Copy each line exactly. Drop every picture.

— Begin —

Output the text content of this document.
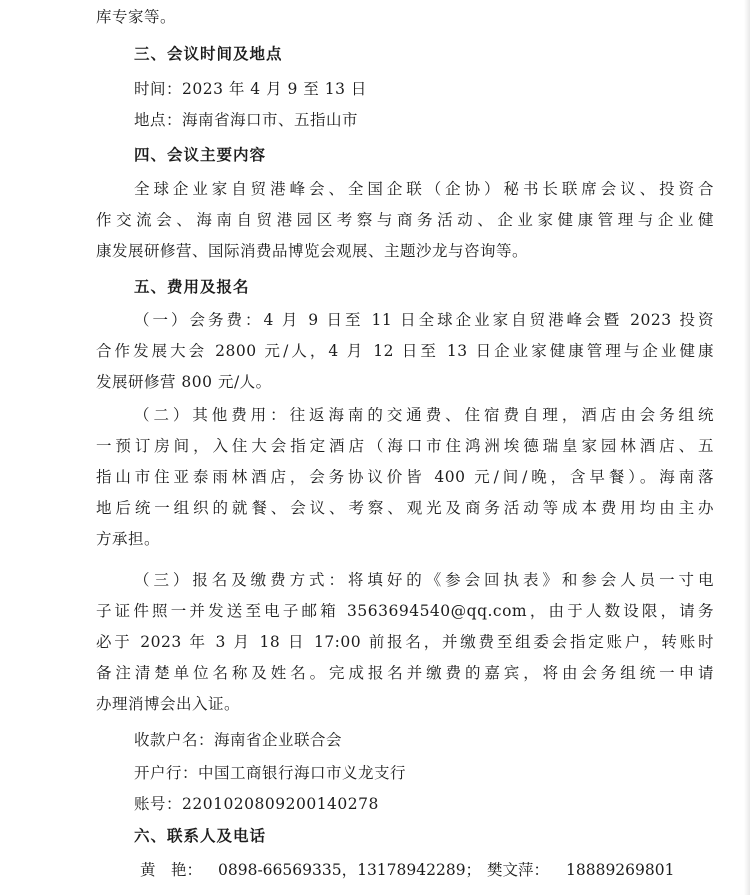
库专家等。
三、会议时间及地点
时间：2023 年 4 月 9 至 13 日
地点：海南省海口市、五指山市
四、会议主要内容
全球企业家自贸港峰会、全国企联（企协）秘书长联席会议、投资合
作交流会、海南自贸港园区考察与商务活动、企业家健康管理与企业健
康发展研修营、国际消费品博览会观展、主题沙龙与咨询等。
五、费用及报名
（一）会务费：4 月 9 日至 11 日全球企业家自贸港峰会暨 2023 投资
合作发展大会 2800 元/人，4 月 12 日至 13 日企业家健康管理与企业健康
发展研修营 800 元/人。
（二）其他费用：往返海南的交通费、住宿费自理，酒店由会务组统
一预订房间，入住大会指定酒店（海口市住鸿洲埃德瑞皇家园林酒店、五
指山市住亚泰雨林酒店，会务协议价皆 400 元/间/晚，含早餐）。海南落
地后统一组织的就餐、会议、考察、观光及商务活动等成本费用均由主办
方承担。
（三）报名及缴费方式：将填好的《参会回执表》和参会人员一寸电
子证件照一并发送至电子邮箱 3563694540@qq.com，由于人数设限，请务
必于 2023 年 3 月 18 日 17:00 前报名，并缴费至组委会指定账户，转账时
备注清楚单位名称及姓名。完成报名并缴费的嘉宾，将由会务组统一申请
办理消博会出入证。
收款户名：海南省企业联合会
开户行：中国工商银行海口市义龙支行
账号：2201020809200140278
六、联系人及电话
黄　艳： 0898-66569335，13178942289； 樊文萍： 18889269801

— End —

Response:
Output the text content of this document.
库专家等。
三、会议时间及地点
时间：2023 年 4 月 9 至 13 日
地点：海南省海口市、五指山市
四、会议主要内容
全球企业家自贸港峰会、全国企联（企协）秘书长联席会议、投资合
作交流会、海南自贸港园区考察与商务活动、企业家健康管理与企业健
康发展研修营、国际消费品博览会观展、主题沙龙与咨询等。
五、费用及报名
（一）会务费：4 月 9 日至 11 日全球企业家自贸港峰会暨 2023 投资
合作发展大会 2800 元/人，4 月 12 日至 13 日企业家健康管理与企业健康
发展研修营 800 元/人。
（二）其他费用：往返海南的交通费、住宿费自理，酒店由会务组统
一预订房间，入住大会指定酒店（海口市住鸿洲埃德瑞皇家园林酒店、五
指山市住亚泰雨林酒店，会务协议价皆 400 元/间/晚，含早餐）。海南落
地后统一组织的就餐、会议、考察、观光及商务活动等成本费用均由主办
方承担。
（三）报名及缴费方式：将填好的《参会回执表》和参会人员一寸电
子证件照一并发送至电子邮箱 3563694540@qq.com，由于人数设限，请务
必于 2023 年 3 月 18 日 17:00 前报名，并缴费至组委会指定账户，转账时
备注清楚单位名称及姓名。完成报名并缴费的嘉宾，将由会务组统一申请
办理消博会出入证。
收款户名：海南省企业联合会
开户行：中国工商银行海口市义龙支行
账号：2201020809200140278
六、联系人及电话
黄　艳： 0898-66569335，13178942289； 樊文萍： 18889269801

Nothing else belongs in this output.